Element placement records
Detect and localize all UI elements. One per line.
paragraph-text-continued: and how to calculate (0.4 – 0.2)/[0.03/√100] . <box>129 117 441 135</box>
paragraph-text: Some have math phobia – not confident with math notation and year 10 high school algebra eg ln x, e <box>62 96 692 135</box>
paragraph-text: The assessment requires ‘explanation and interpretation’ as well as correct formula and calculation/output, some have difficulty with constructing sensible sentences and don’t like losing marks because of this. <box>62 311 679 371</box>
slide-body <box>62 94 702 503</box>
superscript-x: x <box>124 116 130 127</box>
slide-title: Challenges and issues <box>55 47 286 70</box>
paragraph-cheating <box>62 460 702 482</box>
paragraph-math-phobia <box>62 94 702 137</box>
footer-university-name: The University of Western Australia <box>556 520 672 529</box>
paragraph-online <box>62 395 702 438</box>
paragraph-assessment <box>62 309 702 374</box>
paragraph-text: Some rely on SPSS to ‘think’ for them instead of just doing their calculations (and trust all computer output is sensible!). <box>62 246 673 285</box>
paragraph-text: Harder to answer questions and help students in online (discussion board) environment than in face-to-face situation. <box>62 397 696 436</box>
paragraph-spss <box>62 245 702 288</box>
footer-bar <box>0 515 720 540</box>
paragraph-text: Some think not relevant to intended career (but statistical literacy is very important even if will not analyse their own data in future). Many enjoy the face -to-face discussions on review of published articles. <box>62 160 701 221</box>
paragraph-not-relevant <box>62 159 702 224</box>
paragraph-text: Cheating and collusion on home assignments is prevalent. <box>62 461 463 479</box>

-- WRITTEN PROBLEM --
Copy out every line of the records above with no changes.

-- OUTPUT FOR THIS TASK --
Detect and localize all UI elements. One per line.
paragraph-text-continued: and how to calculate (0.4 – 0.2)/[0.03/√100] . <box>129 117 441 135</box>
paragraph-text: Some have math phobia – not confident with math notation and year 10 high school algebra eg ln x, e <box>62 96 692 135</box>
paragraph-text: The assessment requires ‘explanation and interpretation’ as well as correct formula and calculation/output, some have difficulty with constructing sensible sentences and don’t like losing marks because of this. <box>62 311 679 371</box>
slide-body <box>62 94 702 503</box>
superscript-x: x <box>124 116 130 127</box>
slide-title: Challenges and issues <box>55 47 286 70</box>
paragraph-cheating <box>62 460 702 482</box>
paragraph-math-phobia <box>62 94 702 137</box>
footer-university-name: The University of Western Australia <box>556 520 672 529</box>
paragraph-online <box>62 395 702 438</box>
paragraph-assessment <box>62 309 702 374</box>
paragraph-text: Some rely on SPSS to ‘think’ for them instead of just doing their calculations (and trust all computer output is sensible!). <box>62 246 673 285</box>
paragraph-text: Harder to answer questions and help students in online (discussion board) environment than in face-to-face situation. <box>62 397 696 436</box>
paragraph-spss <box>62 245 702 288</box>
footer-bar <box>0 515 720 540</box>
paragraph-text: Some think not relevant to intended career (but statistical literacy is very important even if will not analyse their own data in future). Many enjoy the face -to-face discussions on review of published articles. <box>62 160 701 221</box>
paragraph-not-relevant <box>62 159 702 224</box>
paragraph-text: Cheating and collusion on home assignments is prevalent. <box>62 461 463 479</box>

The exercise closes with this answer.